Requirement: Quote every line of the data below as it stands, omitting pictures.

Data records
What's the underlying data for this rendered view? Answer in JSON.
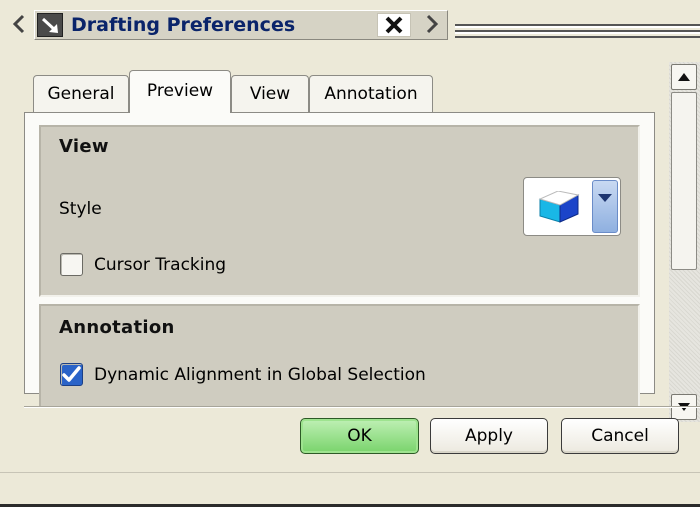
{
  "window": {
    "title": "Drafting Preferences",
    "icons": {
      "prev": "chevron-left-icon",
      "next": "chevron-right-icon",
      "app": "drafting-arrow-icon",
      "close": "close-icon"
    }
  },
  "tabs": [
    {
      "label": "General",
      "active": false
    },
    {
      "label": "Preview",
      "active": true
    },
    {
      "label": "View",
      "active": false
    },
    {
      "label": "Annotation",
      "active": false
    }
  ],
  "view_group": {
    "title": "View",
    "style_label": "Style",
    "style_icon": "shaded-book-icon",
    "cursor_tracking": {
      "label": "Cursor Tracking",
      "checked": false
    }
  },
  "annotation_group": {
    "title": "Annotation",
    "dynamic_alignment": {
      "label": "Dynamic Alignment in Global Selection",
      "checked": true
    }
  },
  "buttons": {
    "ok": "OK",
    "apply": "Apply",
    "cancel": "Cancel"
  },
  "colors": {
    "title_text": "#0a246a",
    "ok_button": "#79d36b",
    "checkbox_checked": "#2a63c8",
    "style_icon_fill": "#19b7e6"
  }
}
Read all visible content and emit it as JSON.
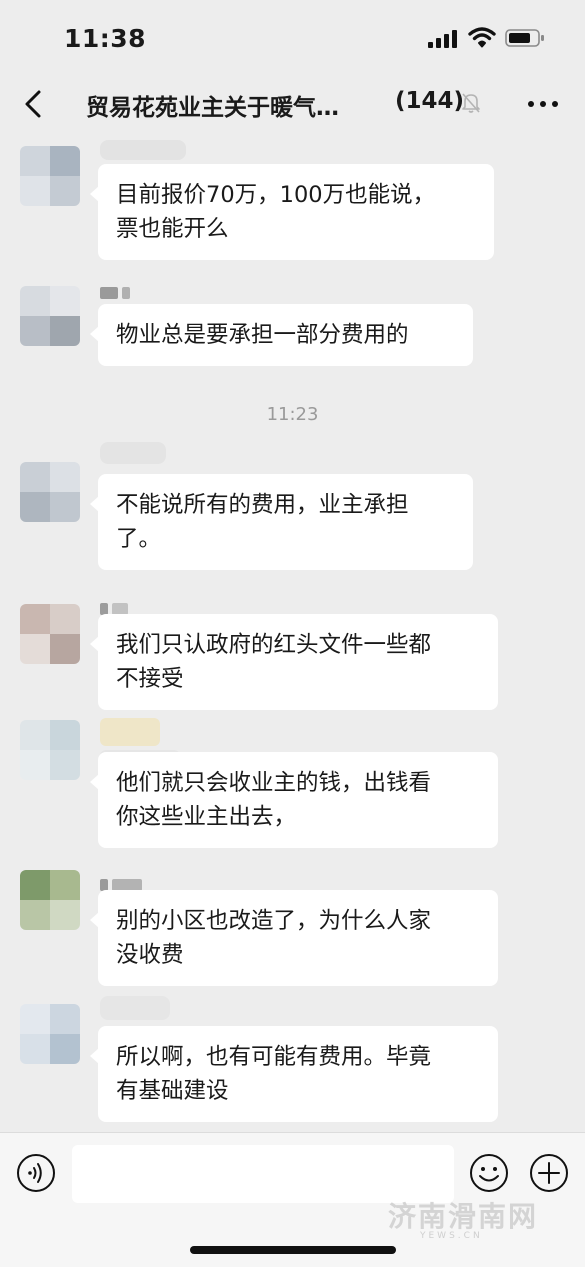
{
  "status_bar": {
    "time": "11:38"
  },
  "header": {
    "title": "贸易花苑业主关于暖气…",
    "member_count": "(144)"
  },
  "messages": [
    {
      "text_lines": [
        "目前报价70万，100万也能说，",
        "票也能开么"
      ]
    },
    {
      "text_lines": [
        "物业总是要承担一部分费用的"
      ]
    },
    {
      "text_lines": [
        "不能说所有的费用，业主承担",
        "了。"
      ]
    },
    {
      "text_lines": [
        "我们只认政府的红头文件一些都",
        "不接受"
      ]
    },
    {
      "text_lines": [
        "他们就只会收业主的钱，出钱看",
        "你这些业主出去，"
      ]
    },
    {
      "text_lines": [
        "别的小区也改造了，为什么人家",
        "没收费"
      ]
    },
    {
      "text_lines": [
        "所以啊，也有可能有费用。毕竟",
        "有基础建设"
      ]
    }
  ],
  "timestamp": "11:23",
  "watermark": {
    "text": "济南滑南网",
    "sub": "YEWS.CN"
  },
  "icons": [
    "back-arrow-icon",
    "mute-bell-icon",
    "more-dots-icon",
    "voice-icon",
    "emoji-icon",
    "plus-icon"
  ]
}
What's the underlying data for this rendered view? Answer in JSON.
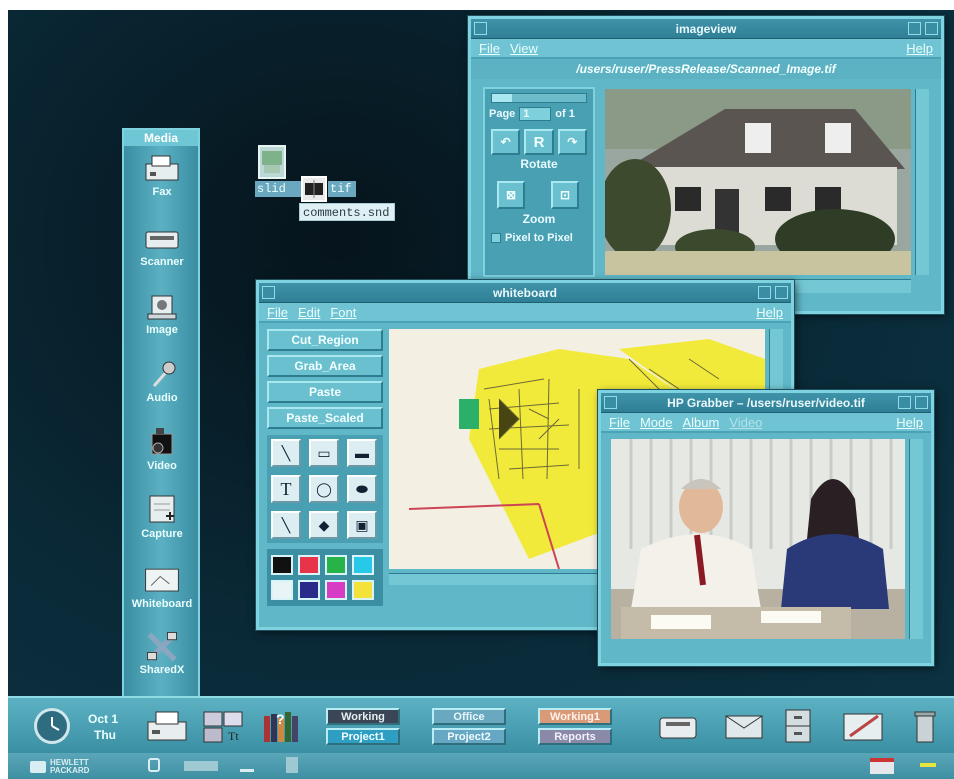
{
  "media_panel": {
    "title": "Media",
    "items": [
      {
        "label": "Fax",
        "icon": "fax-icon"
      },
      {
        "label": "Scanner",
        "icon": "scanner-icon"
      },
      {
        "label": "Image",
        "icon": "image-icon"
      },
      {
        "label": "Audio",
        "icon": "microphone-icon"
      },
      {
        "label": "Video",
        "icon": "video-camera-icon"
      },
      {
        "label": "Capture",
        "icon": "capture-icon"
      },
      {
        "label": "Whiteboard",
        "icon": "whiteboard-icon"
      },
      {
        "label": "SharedX",
        "icon": "sharedx-icon"
      }
    ]
  },
  "desktop": {
    "icon_label_1": "slid",
    "icon_label_2": "tif",
    "icon_label_3": "comments.snd"
  },
  "imageview": {
    "title": "imageview",
    "menu": {
      "file": "File",
      "view": "View",
      "help": "Help"
    },
    "path": "/users/ruser/PressRelease/Scanned_Image.tif",
    "page_label": "Page",
    "page_value": "1",
    "page_of": "of 1",
    "rotate_letter": "R",
    "rotate_label": "Rotate",
    "zoom_label": "Zoom",
    "pixel_label": "Pixel to Pixel"
  },
  "whiteboard": {
    "title": "whiteboard",
    "menu": {
      "file": "File",
      "edit": "Edit",
      "font": "Font",
      "help": "Help"
    },
    "buttons": [
      "Cut_Region",
      "Grab_Area",
      "Paste",
      "Paste_Scaled"
    ],
    "text_tool": "T",
    "colors": [
      "#111111",
      "#e8344a",
      "#27b24a",
      "#28c8e8",
      "#e9f4f7",
      "#2a2a8a",
      "#d63cc4",
      "#f2e23a"
    ]
  },
  "grabber": {
    "title": "HP Grabber – /users/ruser/video.tif",
    "menu": {
      "file": "File",
      "mode": "Mode",
      "album": "Album",
      "video": "Video",
      "help": "Help"
    }
  },
  "frontpanel": {
    "date": "Oct 1",
    "day": "Thu",
    "workspaces": [
      {
        "label": "Working",
        "bg": "#3a4656",
        "fg": "#e7eef2"
      },
      {
        "label": "Office",
        "bg": "#6aa8bf",
        "fg": "#e7f6fa"
      },
      {
        "label": "Working1",
        "bg": "#d99a78",
        "fg": "#fff3ec"
      },
      {
        "label": "Project1",
        "bg": "#2e9ec3",
        "fg": "#f2ffff"
      },
      {
        "label": "Project2",
        "bg": "#66a8c4",
        "fg": "#eef9fc"
      },
      {
        "label": "Reports",
        "bg": "#8a8aa8",
        "fg": "#f2f2ff"
      }
    ],
    "logo_text": "HEWLETT PACKARD"
  }
}
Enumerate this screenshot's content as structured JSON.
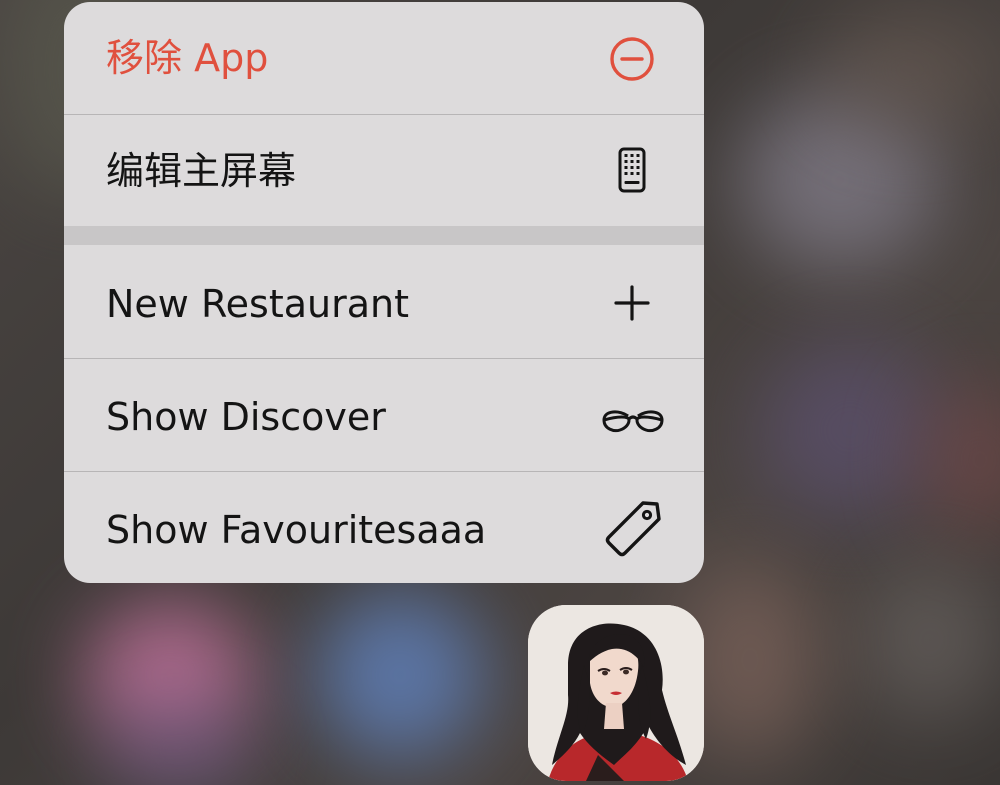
{
  "menu": {
    "items": [
      {
        "label": "移除 App",
        "icon": "minus-circle-icon",
        "style": "destructive"
      },
      {
        "label": "编辑主屏幕",
        "icon": "phone-grid-icon",
        "style": "default"
      },
      {
        "label": "New Restaurant",
        "icon": "plus-icon",
        "style": "default"
      },
      {
        "label": "Show Discover",
        "icon": "glasses-icon",
        "style": "default"
      },
      {
        "label": "Show Favouritesaaa",
        "icon": "tag-icon",
        "style": "default"
      }
    ]
  },
  "colors": {
    "destructive": "#e0503e",
    "menu_background": "#dddbdc",
    "text": "#141414"
  },
  "app_icon": {
    "icon": "app-icon-portrait"
  }
}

Answer for the task:
What's the underlying data for this rendered view? Answer in JSON.
{
  "window": {
    "title": "Drafting Preferences",
    "icons": {
      "prev": "chevron-left-icon",
      "next": "chevron-right-icon",
      "app": "drafting-arrow-icon",
      "close": "close-icon"
    }
  },
  "tabs": [
    {
      "label": "General",
      "active": false
    },
    {
      "label": "Preview",
      "active": true
    },
    {
      "label": "View",
      "active": false
    },
    {
      "label": "Annotation",
      "active": false
    }
  ],
  "view_group": {
    "title": "View",
    "style_label": "Style",
    "style_icon": "shaded-book-icon",
    "cursor_tracking": {
      "label": "Cursor Tracking",
      "checked": false
    }
  },
  "annotation_group": {
    "title": "Annotation",
    "dynamic_alignment": {
      "label": "Dynamic Alignment in Global Selection",
      "checked": true
    }
  },
  "buttons": {
    "ok": "OK",
    "apply": "Apply",
    "cancel": "Cancel"
  },
  "colors": {
    "title_text": "#0a246a",
    "ok_button": "#79d36b",
    "checkbox_checked": "#2a63c8",
    "style_icon_fill": "#19b7e6"
  }
}
Read all visible content and emit it as JSON.
{
  "status_bar": {
    "time": "11:38"
  },
  "header": {
    "title": "贸易花苑业主关于暖气…",
    "member_count": "(144)"
  },
  "messages": [
    {
      "text_lines": [
        "目前报价70万，100万也能说，",
        "票也能开么"
      ]
    },
    {
      "text_lines": [
        "物业总是要承担一部分费用的"
      ]
    },
    {
      "text_lines": [
        "不能说所有的费用，业主承担",
        "了。"
      ]
    },
    {
      "text_lines": [
        "我们只认政府的红头文件一些都",
        "不接受"
      ]
    },
    {
      "text_lines": [
        "他们就只会收业主的钱，出钱看",
        "你这些业主出去，"
      ]
    },
    {
      "text_lines": [
        "别的小区也改造了，为什么人家",
        "没收费"
      ]
    },
    {
      "text_lines": [
        "所以啊，也有可能有费用。毕竟",
        "有基础建设"
      ]
    }
  ],
  "timestamp": "11:23",
  "watermark": {
    "text": "济南滑南网",
    "sub": "YEWS.CN"
  },
  "icons": [
    "back-arrow-icon",
    "mute-bell-icon",
    "more-dots-icon",
    "voice-icon",
    "emoji-icon",
    "plus-icon"
  ]
}
What's the underlying data for this rendered view? Answer in JSON.
{
  "media_panel": {
    "title": "Media",
    "items": [
      {
        "label": "Fax",
        "icon": "fax-icon"
      },
      {
        "label": "Scanner",
        "icon": "scanner-icon"
      },
      {
        "label": "Image",
        "icon": "image-icon"
      },
      {
        "label": "Audio",
        "icon": "microphone-icon"
      },
      {
        "label": "Video",
        "icon": "video-camera-icon"
      },
      {
        "label": "Capture",
        "icon": "capture-icon"
      },
      {
        "label": "Whiteboard",
        "icon": "whiteboard-icon"
      },
      {
        "label": "SharedX",
        "icon": "sharedx-icon"
      }
    ]
  },
  "desktop": {
    "icon_label_1": "slid",
    "icon_label_2": "tif",
    "icon_label_3": "comments.snd"
  },
  "imageview": {
    "title": "imageview",
    "menu": {
      "file": "File",
      "view": "View",
      "help": "Help"
    },
    "path": "/users/ruser/PressRelease/Scanned_Image.tif",
    "page_label": "Page",
    "page_value": "1",
    "page_of": "of 1",
    "rotate_letter": "R",
    "rotate_label": "Rotate",
    "zoom_label": "Zoom",
    "pixel_label": "Pixel to Pixel"
  },
  "whiteboard": {
    "title": "whiteboard",
    "menu": {
      "file": "File",
      "edit": "Edit",
      "font": "Font",
      "help": "Help"
    },
    "buttons": [
      "Cut_Region",
      "Grab_Area",
      "Paste",
      "Paste_Scaled"
    ],
    "text_tool": "T",
    "colors": [
      "#111111",
      "#e8344a",
      "#27b24a",
      "#28c8e8",
      "#e9f4f7",
      "#2a2a8a",
      "#d63cc4",
      "#f2e23a"
    ]
  },
  "grabber": {
    "title": "HP Grabber – /users/ruser/video.tif",
    "menu": {
      "file": "File",
      "mode": "Mode",
      "album": "Album",
      "video": "Video",
      "help": "Help"
    }
  },
  "frontpanel": {
    "date": "Oct 1",
    "day": "Thu",
    "workspaces": [
      {
        "label": "Working",
        "bg": "#3a4656",
        "fg": "#e7eef2"
      },
      {
        "label": "Office",
        "bg": "#6aa8bf",
        "fg": "#e7f6fa"
      },
      {
        "label": "Working1",
        "bg": "#d99a78",
        "fg": "#fff3ec"
      },
      {
        "label": "Project1",
        "bg": "#2e9ec3",
        "fg": "#f2ffff"
      },
      {
        "label": "Project2",
        "bg": "#66a8c4",
        "fg": "#eef9fc"
      },
      {
        "label": "Reports",
        "bg": "#8a8aa8",
        "fg": "#f2f2ff"
      }
    ],
    "logo_text": "HEWLETT PACKARD"
  }
}
Enumerate this screenshot's content as structured JSON.
{
  "menu": {
    "items": [
      {
        "label": "移除 App",
        "icon": "minus-circle-icon",
        "style": "destructive"
      },
      {
        "label": "编辑主屏幕",
        "icon": "phone-grid-icon",
        "style": "default"
      },
      {
        "label": "New Restaurant",
        "icon": "plus-icon",
        "style": "default"
      },
      {
        "label": "Show Discover",
        "icon": "glasses-icon",
        "style": "default"
      },
      {
        "label": "Show Favouritesaaa",
        "icon": "tag-icon",
        "style": "default"
      }
    ]
  },
  "colors": {
    "destructive": "#e0503e",
    "menu_background": "#dddbdc",
    "text": "#141414"
  },
  "app_icon": {
    "icon": "app-icon-portrait"
  }
}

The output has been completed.